Please recast the records below as a Markdown table with the columns "No." and "Line", one row per line numbered in order, leaving out blank lines.

═════ SUPPLIED MATERIAL ═════

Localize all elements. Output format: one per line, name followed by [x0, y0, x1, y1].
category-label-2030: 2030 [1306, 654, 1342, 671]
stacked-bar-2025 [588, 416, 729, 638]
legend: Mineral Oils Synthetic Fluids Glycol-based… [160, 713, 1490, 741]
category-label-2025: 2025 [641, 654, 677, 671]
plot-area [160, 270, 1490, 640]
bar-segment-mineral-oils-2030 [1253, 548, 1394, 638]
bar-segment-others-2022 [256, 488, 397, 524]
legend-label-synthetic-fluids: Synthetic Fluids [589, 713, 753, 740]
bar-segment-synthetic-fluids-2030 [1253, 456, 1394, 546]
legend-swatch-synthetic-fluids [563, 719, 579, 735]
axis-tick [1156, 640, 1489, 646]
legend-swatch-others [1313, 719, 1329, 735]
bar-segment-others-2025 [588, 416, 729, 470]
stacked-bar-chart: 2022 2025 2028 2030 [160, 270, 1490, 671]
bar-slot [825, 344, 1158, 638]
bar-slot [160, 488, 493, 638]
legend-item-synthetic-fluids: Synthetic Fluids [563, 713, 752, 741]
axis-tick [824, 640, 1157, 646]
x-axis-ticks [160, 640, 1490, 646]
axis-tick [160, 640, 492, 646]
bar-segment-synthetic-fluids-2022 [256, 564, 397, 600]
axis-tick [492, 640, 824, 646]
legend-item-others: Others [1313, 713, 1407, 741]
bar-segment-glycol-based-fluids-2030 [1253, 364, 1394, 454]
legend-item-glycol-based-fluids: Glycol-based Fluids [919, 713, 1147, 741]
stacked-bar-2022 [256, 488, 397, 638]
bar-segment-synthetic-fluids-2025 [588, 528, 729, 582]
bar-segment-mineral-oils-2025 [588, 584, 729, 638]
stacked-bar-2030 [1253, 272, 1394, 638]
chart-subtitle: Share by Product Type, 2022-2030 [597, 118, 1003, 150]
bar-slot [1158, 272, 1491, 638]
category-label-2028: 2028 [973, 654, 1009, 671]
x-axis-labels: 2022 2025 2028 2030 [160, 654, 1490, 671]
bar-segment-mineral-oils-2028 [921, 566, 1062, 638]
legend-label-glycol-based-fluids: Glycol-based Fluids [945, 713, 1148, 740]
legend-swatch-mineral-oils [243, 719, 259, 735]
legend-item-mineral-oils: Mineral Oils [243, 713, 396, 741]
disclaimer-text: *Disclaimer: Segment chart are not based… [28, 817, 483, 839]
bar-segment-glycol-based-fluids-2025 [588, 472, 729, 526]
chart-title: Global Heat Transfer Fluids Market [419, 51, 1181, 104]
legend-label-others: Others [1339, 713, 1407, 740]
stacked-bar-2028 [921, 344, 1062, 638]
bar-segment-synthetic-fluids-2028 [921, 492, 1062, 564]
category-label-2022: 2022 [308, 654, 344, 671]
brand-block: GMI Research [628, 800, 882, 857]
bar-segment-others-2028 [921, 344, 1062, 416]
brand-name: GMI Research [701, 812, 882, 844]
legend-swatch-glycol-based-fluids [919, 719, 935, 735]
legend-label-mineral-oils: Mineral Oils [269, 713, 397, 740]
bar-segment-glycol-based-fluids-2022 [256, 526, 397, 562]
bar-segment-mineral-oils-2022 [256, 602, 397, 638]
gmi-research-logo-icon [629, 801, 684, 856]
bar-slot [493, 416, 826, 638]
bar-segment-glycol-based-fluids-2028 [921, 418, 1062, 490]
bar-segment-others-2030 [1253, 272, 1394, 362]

═════

TASK ANSWER:
| No. | Line |
|---|---|
| 1 | Localize all elements. Output format: one per line, name followed by [x0, y0, x1, y1]. |
| 2 | category-label-2030: 2030 [1306, 654, 1342, 671] |
| 3 | stacked-bar-2025 [588, 416, 729, 638] |
| 4 | legend: Mineral Oils Synthetic Fluids Glycol-based… [160, 713, 1490, 741] |
| 5 | category-label-2025: 2025 [641, 654, 677, 671] |
| 6 | plot-area [160, 270, 1490, 640] |
| 7 | bar-segment-mineral-oils-2030 [1253, 548, 1394, 638] |
| 8 | bar-segment-others-2022 [256, 488, 397, 524] |
| 9 | legend-label-synthetic-fluids: Synthetic Fluids [589, 713, 753, 740] |
| 10 | bar-segment-synthetic-fluids-2030 [1253, 456, 1394, 546] |
| 11 | legend-swatch-synthetic-fluids [563, 719, 579, 735] |
| 12 | axis-tick [1156, 640, 1489, 646] |
| 13 | legend-swatch-others [1313, 719, 1329, 735] |
| 14 | bar-segment-others-2025 [588, 416, 729, 470] |
| 15 | stacked-bar-chart: 2022 2025 2028 2030 [160, 270, 1490, 671] |
| 16 | bar-slot [825, 344, 1158, 638] |
| 17 | bar-slot [160, 488, 493, 638] |
| 18 | legend-item-synthetic-fluids: Synthetic Fluids [563, 713, 752, 741] |
| 19 | axis-tick [824, 640, 1157, 646] |
| 20 | x-axis-ticks [160, 640, 1490, 646] |
| 21 | axis-tick [160, 640, 492, 646] |
| 22 | bar-segment-synthetic-fluids-2022 [256, 564, 397, 600] |
| 23 | axis-tick [492, 640, 824, 646] |
| 24 | legend-item-others: Others [1313, 713, 1407, 741] |
| 25 | bar-segment-glycol-based-fluids-2030 [1253, 364, 1394, 454] |
| 26 | legend-item-glycol-based-fluids: Glycol-based Fluids [919, 713, 1147, 741] |
| 27 | stacked-bar-2022 [256, 488, 397, 638] |
| 28 | bar-segment-synthetic-fluids-2025 [588, 528, 729, 582] |
| 29 | bar-segment-mineral-oils-2025 [588, 584, 729, 638] |
| 30 | stacked-bar-2030 [1253, 272, 1394, 638] |
| 31 | chart-subtitle: Share by Product Type, 2022-2030 [597, 118, 1003, 150] |
| 32 | bar-slot [1158, 272, 1491, 638] |
| 33 | category-label-2028: 2028 [973, 654, 1009, 671] |
| 34 | x-axis-labels: 2022 2025 2028 2030 [160, 654, 1490, 671] |
| 35 | bar-segment-mineral-oils-2028 [921, 566, 1062, 638] |
| 36 | legend-label-glycol-based-fluids: Glycol-based Fluids [945, 713, 1148, 740] |
| 37 | legend-swatch-mineral-oils [243, 719, 259, 735] |
| 38 | legend-item-mineral-oils: Mineral Oils [243, 713, 396, 741] |
| 39 | disclaimer-text: *Disclaimer: Segment chart are not based… [28, 817, 483, 839] |
| 40 | bar-segment-glycol-based-fluids-2025 [588, 472, 729, 526] |
| 41 | chart-title: Global Heat Transfer Fluids Market [419, 51, 1181, 104] |
| 42 | legend-label-others: Others [1339, 713, 1407, 740] |
| 43 | stacked-bar-2028 [921, 344, 1062, 638] |
| 44 | bar-segment-synthetic-fluids-2028 [921, 492, 1062, 564] |
| 45 | category-label-2022: 2022 [308, 654, 344, 671] |
| 46 | brand-block: GMI Research [628, 800, 882, 857] |
| 47 | bar-segment-others-2028 [921, 344, 1062, 416] |
| 48 | brand-name: GMI Research [701, 812, 882, 844] |
| 49 | legend-swatch-glycol-based-fluids [919, 719, 935, 735] |
| 50 | legend-label-mineral-oils: Mineral Oils [269, 713, 397, 740] |
| 51 | bar-segment-glycol-based-fluids-2022 [256, 526, 397, 562] |
| 52 | bar-segment-mineral-oils-2022 [256, 602, 397, 638] |
| 53 | gmi-research-logo-icon [629, 801, 684, 856] |
| 54 | bar-slot [493, 416, 826, 638] |
| 55 | bar-segment-glycol-based-fluids-2028 [921, 418, 1062, 490] |
| 56 | bar-segment-others-2030 [1253, 272, 1394, 362] |